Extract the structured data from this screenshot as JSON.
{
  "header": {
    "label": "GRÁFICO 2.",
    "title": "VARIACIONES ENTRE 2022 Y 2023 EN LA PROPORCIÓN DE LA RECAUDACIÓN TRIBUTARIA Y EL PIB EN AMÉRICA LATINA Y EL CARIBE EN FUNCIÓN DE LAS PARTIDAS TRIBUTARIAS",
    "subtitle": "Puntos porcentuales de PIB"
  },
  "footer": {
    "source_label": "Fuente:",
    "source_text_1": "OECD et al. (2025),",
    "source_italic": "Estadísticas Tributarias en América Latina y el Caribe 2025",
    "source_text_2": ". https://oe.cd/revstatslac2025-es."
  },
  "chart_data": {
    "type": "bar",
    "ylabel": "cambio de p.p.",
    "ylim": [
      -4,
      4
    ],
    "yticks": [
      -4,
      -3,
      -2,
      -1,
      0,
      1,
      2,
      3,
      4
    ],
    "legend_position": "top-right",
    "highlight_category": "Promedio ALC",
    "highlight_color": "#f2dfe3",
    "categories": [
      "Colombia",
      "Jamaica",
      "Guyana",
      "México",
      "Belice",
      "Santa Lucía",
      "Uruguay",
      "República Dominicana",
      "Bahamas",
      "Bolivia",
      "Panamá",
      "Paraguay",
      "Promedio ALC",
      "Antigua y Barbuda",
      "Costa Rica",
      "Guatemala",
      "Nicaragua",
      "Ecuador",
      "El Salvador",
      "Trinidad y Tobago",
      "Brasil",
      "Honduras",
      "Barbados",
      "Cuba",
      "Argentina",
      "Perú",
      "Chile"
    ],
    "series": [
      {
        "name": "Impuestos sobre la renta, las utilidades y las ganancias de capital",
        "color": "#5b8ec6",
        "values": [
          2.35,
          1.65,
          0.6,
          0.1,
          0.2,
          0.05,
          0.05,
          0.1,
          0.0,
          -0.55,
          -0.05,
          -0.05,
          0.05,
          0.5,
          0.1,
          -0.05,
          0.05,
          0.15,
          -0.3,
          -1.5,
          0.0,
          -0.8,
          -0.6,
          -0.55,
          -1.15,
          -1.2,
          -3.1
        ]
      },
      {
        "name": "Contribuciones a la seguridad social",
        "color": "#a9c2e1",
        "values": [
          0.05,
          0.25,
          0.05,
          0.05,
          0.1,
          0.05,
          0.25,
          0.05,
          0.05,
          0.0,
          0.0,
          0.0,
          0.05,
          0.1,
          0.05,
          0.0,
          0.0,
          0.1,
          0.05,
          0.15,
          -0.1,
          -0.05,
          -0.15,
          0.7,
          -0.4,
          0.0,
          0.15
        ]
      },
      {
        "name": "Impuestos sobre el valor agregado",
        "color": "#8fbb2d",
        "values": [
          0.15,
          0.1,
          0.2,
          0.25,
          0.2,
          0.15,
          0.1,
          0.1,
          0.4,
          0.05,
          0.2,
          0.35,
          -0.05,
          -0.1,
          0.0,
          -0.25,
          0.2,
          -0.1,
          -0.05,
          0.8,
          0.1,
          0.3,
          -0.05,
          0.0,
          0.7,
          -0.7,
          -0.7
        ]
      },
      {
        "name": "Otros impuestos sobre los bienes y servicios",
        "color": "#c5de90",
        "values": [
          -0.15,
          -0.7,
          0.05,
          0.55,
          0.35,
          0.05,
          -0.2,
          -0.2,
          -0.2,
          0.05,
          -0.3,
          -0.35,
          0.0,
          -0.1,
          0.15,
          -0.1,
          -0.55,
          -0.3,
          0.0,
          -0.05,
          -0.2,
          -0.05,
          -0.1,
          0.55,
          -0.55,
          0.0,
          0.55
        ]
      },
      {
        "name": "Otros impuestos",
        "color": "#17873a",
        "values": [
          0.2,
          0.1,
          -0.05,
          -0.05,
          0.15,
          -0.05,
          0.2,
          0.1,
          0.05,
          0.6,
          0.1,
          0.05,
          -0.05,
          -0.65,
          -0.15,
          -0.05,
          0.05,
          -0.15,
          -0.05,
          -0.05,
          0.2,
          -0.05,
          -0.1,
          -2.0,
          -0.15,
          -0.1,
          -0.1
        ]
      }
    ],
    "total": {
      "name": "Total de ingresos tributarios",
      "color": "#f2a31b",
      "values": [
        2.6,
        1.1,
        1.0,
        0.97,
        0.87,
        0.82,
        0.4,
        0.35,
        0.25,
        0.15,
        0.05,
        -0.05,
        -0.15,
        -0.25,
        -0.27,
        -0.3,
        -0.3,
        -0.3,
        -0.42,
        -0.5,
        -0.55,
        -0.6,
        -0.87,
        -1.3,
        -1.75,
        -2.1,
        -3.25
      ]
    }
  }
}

Exercise brief: Without changing a word, restate the whole listing.

Solution below:
Extract the structured data from this screenshot as JSON.
{
  "header": {
    "label": "GRÁFICO 2.",
    "title": "VARIACIONES ENTRE 2022 Y 2023 EN LA PROPORCIÓN DE LA RECAUDACIÓN TRIBUTARIA Y EL PIB EN AMÉRICA LATINA Y EL CARIBE EN FUNCIÓN DE LAS PARTIDAS TRIBUTARIAS",
    "subtitle": "Puntos porcentuales de PIB"
  },
  "footer": {
    "source_label": "Fuente:",
    "source_text_1": "OECD et al. (2025),",
    "source_italic": "Estadísticas Tributarias en América Latina y el Caribe 2025",
    "source_text_2": ". https://oe.cd/revstatslac2025-es."
  },
  "chart_data": {
    "type": "bar",
    "ylabel": "cambio de p.p.",
    "ylim": [
      -4,
      4
    ],
    "yticks": [
      -4,
      -3,
      -2,
      -1,
      0,
      1,
      2,
      3,
      4
    ],
    "legend_position": "top-right",
    "highlight_category": "Promedio ALC",
    "highlight_color": "#f2dfe3",
    "categories": [
      "Colombia",
      "Jamaica",
      "Guyana",
      "México",
      "Belice",
      "Santa Lucía",
      "Uruguay",
      "República Dominicana",
      "Bahamas",
      "Bolivia",
      "Panamá",
      "Paraguay",
      "Promedio ALC",
      "Antigua y Barbuda",
      "Costa Rica",
      "Guatemala",
      "Nicaragua",
      "Ecuador",
      "El Salvador",
      "Trinidad y Tobago",
      "Brasil",
      "Honduras",
      "Barbados",
      "Cuba",
      "Argentina",
      "Perú",
      "Chile"
    ],
    "series": [
      {
        "name": "Impuestos sobre la renta, las utilidades y las ganancias de capital",
        "color": "#5b8ec6",
        "values": [
          2.35,
          1.65,
          0.6,
          0.1,
          0.2,
          0.05,
          0.05,
          0.1,
          0.0,
          -0.55,
          -0.05,
          -0.05,
          0.05,
          0.5,
          0.1,
          -0.05,
          0.05,
          0.15,
          -0.3,
          -1.5,
          0.0,
          -0.8,
          -0.6,
          -0.55,
          -1.15,
          -1.2,
          -3.1
        ]
      },
      {
        "name": "Contribuciones a la seguridad social",
        "color": "#a9c2e1",
        "values": [
          0.05,
          0.25,
          0.05,
          0.05,
          0.1,
          0.05,
          0.25,
          0.05,
          0.05,
          0.0,
          0.0,
          0.0,
          0.05,
          0.1,
          0.05,
          0.0,
          0.0,
          0.1,
          0.05,
          0.15,
          -0.1,
          -0.05,
          -0.15,
          0.7,
          -0.4,
          0.0,
          0.15
        ]
      },
      {
        "name": "Impuestos sobre el valor agregado",
        "color": "#8fbb2d",
        "values": [
          0.15,
          0.1,
          0.2,
          0.25,
          0.2,
          0.15,
          0.1,
          0.1,
          0.4,
          0.05,
          0.2,
          0.35,
          -0.05,
          -0.1,
          0.0,
          -0.25,
          0.2,
          -0.1,
          -0.05,
          0.8,
          0.1,
          0.3,
          -0.05,
          0.0,
          0.7,
          -0.7,
          -0.7
        ]
      },
      {
        "name": "Otros impuestos sobre los bienes y servicios",
        "color": "#c5de90",
        "values": [
          -0.15,
          -0.7,
          0.05,
          0.55,
          0.35,
          0.05,
          -0.2,
          -0.2,
          -0.2,
          0.05,
          -0.3,
          -0.35,
          0.0,
          -0.1,
          0.15,
          -0.1,
          -0.55,
          -0.3,
          0.0,
          -0.05,
          -0.2,
          -0.05,
          -0.1,
          0.55,
          -0.55,
          0.0,
          0.55
        ]
      },
      {
        "name": "Otros impuestos",
        "color": "#17873a",
        "values": [
          0.2,
          0.1,
          -0.05,
          -0.05,
          0.15,
          -0.05,
          0.2,
          0.1,
          0.05,
          0.6,
          0.1,
          0.05,
          -0.05,
          -0.65,
          -0.15,
          -0.05,
          0.05,
          -0.15,
          -0.05,
          -0.05,
          0.2,
          -0.05,
          -0.1,
          -2.0,
          -0.15,
          -0.1,
          -0.1
        ]
      }
    ],
    "total": {
      "name": "Total de ingresos tributarios",
      "color": "#f2a31b",
      "values": [
        2.6,
        1.1,
        1.0,
        0.97,
        0.87,
        0.82,
        0.4,
        0.35,
        0.25,
        0.15,
        0.05,
        -0.05,
        -0.15,
        -0.25,
        -0.27,
        -0.3,
        -0.3,
        -0.3,
        -0.42,
        -0.5,
        -0.55,
        -0.6,
        -0.87,
        -1.3,
        -1.75,
        -2.1,
        -3.25
      ]
    }
  }
}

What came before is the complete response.